[A block of data]
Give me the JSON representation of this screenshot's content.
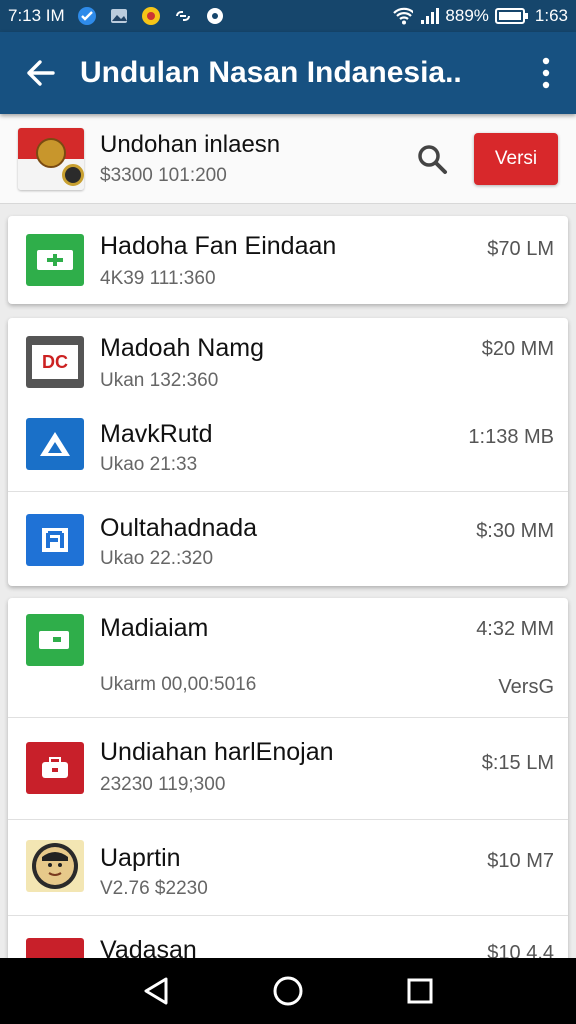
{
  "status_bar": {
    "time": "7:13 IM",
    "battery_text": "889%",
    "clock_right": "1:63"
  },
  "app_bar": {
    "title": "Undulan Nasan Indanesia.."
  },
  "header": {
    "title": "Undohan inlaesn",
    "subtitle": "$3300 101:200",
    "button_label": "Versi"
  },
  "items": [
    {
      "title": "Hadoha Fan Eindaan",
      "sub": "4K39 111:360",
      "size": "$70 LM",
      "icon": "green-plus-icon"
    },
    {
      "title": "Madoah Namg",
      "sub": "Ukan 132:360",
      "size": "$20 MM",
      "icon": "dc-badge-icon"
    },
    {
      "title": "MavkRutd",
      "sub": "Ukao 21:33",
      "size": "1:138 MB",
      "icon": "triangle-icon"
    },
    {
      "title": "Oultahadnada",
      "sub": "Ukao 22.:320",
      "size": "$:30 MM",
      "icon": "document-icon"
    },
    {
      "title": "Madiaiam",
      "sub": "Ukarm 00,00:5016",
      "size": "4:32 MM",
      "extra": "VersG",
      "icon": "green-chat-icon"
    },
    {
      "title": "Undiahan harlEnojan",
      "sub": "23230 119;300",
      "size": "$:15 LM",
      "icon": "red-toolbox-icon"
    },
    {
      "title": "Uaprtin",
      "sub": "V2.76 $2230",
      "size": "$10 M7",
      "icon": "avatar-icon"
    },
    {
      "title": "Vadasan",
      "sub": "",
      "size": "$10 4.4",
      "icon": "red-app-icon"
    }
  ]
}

What is being asked — All of the material above is to be copied exactly, except for its images.

Output below —
Give me the JSON representation of this screenshot's content.
{
  "status_bar": {
    "time": "7:13 IM",
    "battery_text": "889%",
    "clock_right": "1:63"
  },
  "app_bar": {
    "title": "Undulan Nasan Indanesia.."
  },
  "header": {
    "title": "Undohan inlaesn",
    "subtitle": "$3300 101:200",
    "button_label": "Versi"
  },
  "items": [
    {
      "title": "Hadoha Fan Eindaan",
      "sub": "4K39 111:360",
      "size": "$70 LM",
      "icon": "green-plus-icon"
    },
    {
      "title": "Madoah Namg",
      "sub": "Ukan 132:360",
      "size": "$20 MM",
      "icon": "dc-badge-icon"
    },
    {
      "title": "MavkRutd",
      "sub": "Ukao 21:33",
      "size": "1:138 MB",
      "icon": "triangle-icon"
    },
    {
      "title": "Oultahadnada",
      "sub": "Ukao 22.:320",
      "size": "$:30 MM",
      "icon": "document-icon"
    },
    {
      "title": "Madiaiam",
      "sub": "Ukarm 00,00:5016",
      "size": "4:32 MM",
      "extra": "VersG",
      "icon": "green-chat-icon"
    },
    {
      "title": "Undiahan harlEnojan",
      "sub": "23230 119;300",
      "size": "$:15 LM",
      "icon": "red-toolbox-icon"
    },
    {
      "title": "Uaprtin",
      "sub": "V2.76 $2230",
      "size": "$10 M7",
      "icon": "avatar-icon"
    },
    {
      "title": "Vadasan",
      "sub": "",
      "size": "$10 4.4",
      "icon": "red-app-icon"
    }
  ]
}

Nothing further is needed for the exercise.